#### Supplied material:
◇ ◇ ◇ ◇ ◇

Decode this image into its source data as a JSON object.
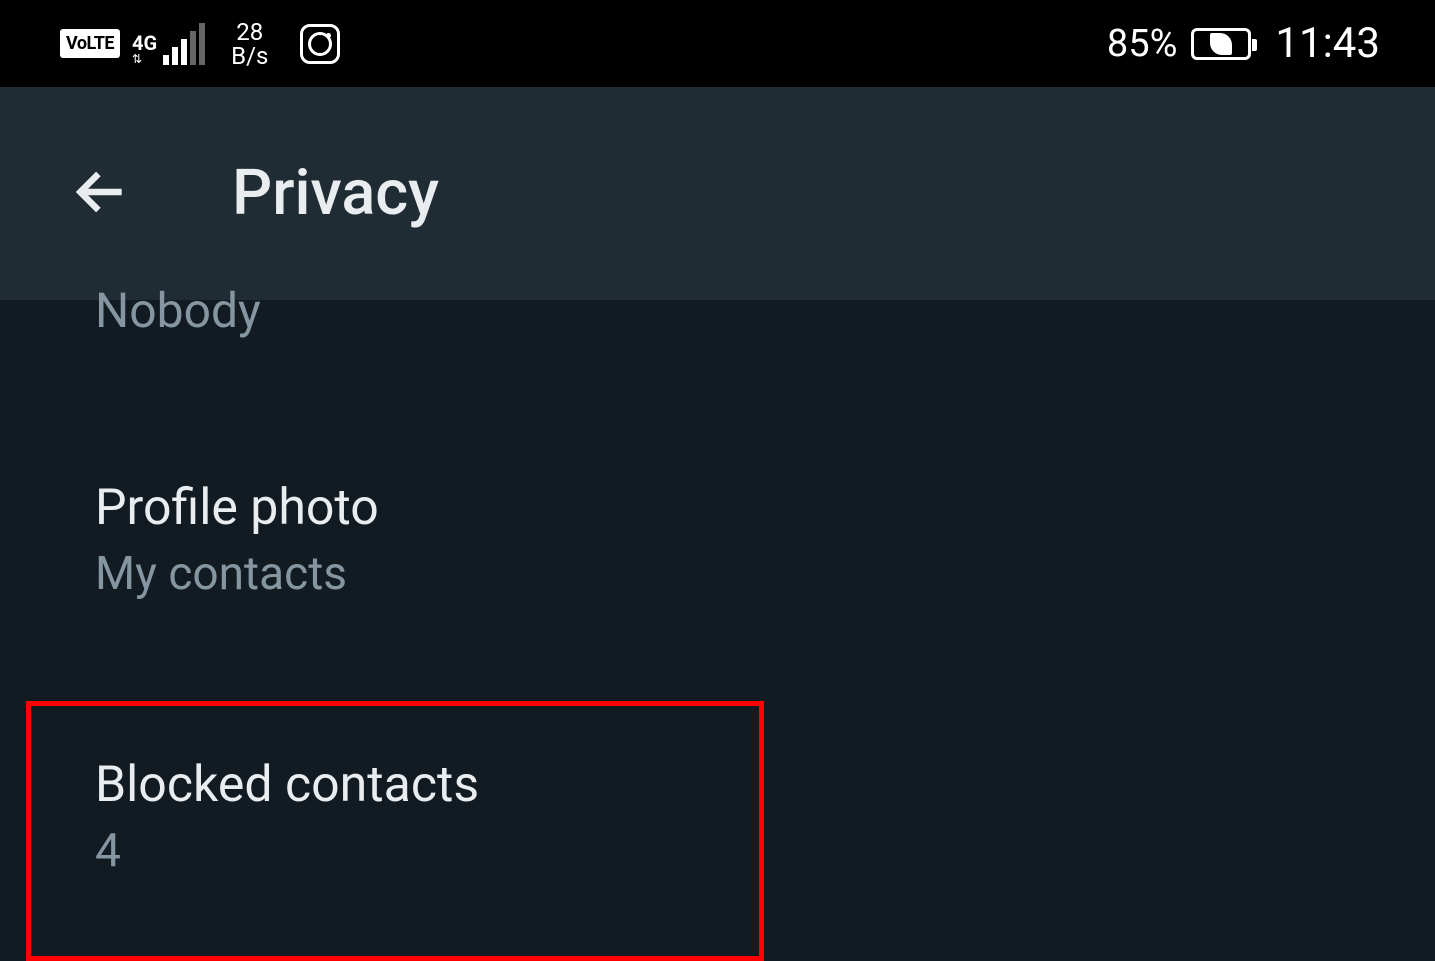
{
  "statusBar": {
    "volte": "VoLTE",
    "networkType": "4G",
    "dataSpeed": "28",
    "dataUnit": "B/s",
    "batteryPercent": "85%",
    "time": "11:43"
  },
  "header": {
    "title": "Privacy"
  },
  "items": {
    "partialTop": {
      "value": "Nobody"
    },
    "profilePhoto": {
      "title": "Profile photo",
      "value": "My contacts"
    },
    "blockedContacts": {
      "title": "Blocked contacts",
      "value": "4"
    }
  }
}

◇ ◇ ◇ ◇ ◇

#### To do:
Each line in the records above should be reproduced exactly; images are not copied.

#### Solution to this task:
Decode this image into its source data as a JSON object.
{
  "statusBar": {
    "volte": "VoLTE",
    "networkType": "4G",
    "dataSpeed": "28",
    "dataUnit": "B/s",
    "batteryPercent": "85%",
    "time": "11:43"
  },
  "header": {
    "title": "Privacy"
  },
  "items": {
    "partialTop": {
      "value": "Nobody"
    },
    "profilePhoto": {
      "title": "Profile photo",
      "value": "My contacts"
    },
    "blockedContacts": {
      "title": "Blocked contacts",
      "value": "4"
    }
  }
}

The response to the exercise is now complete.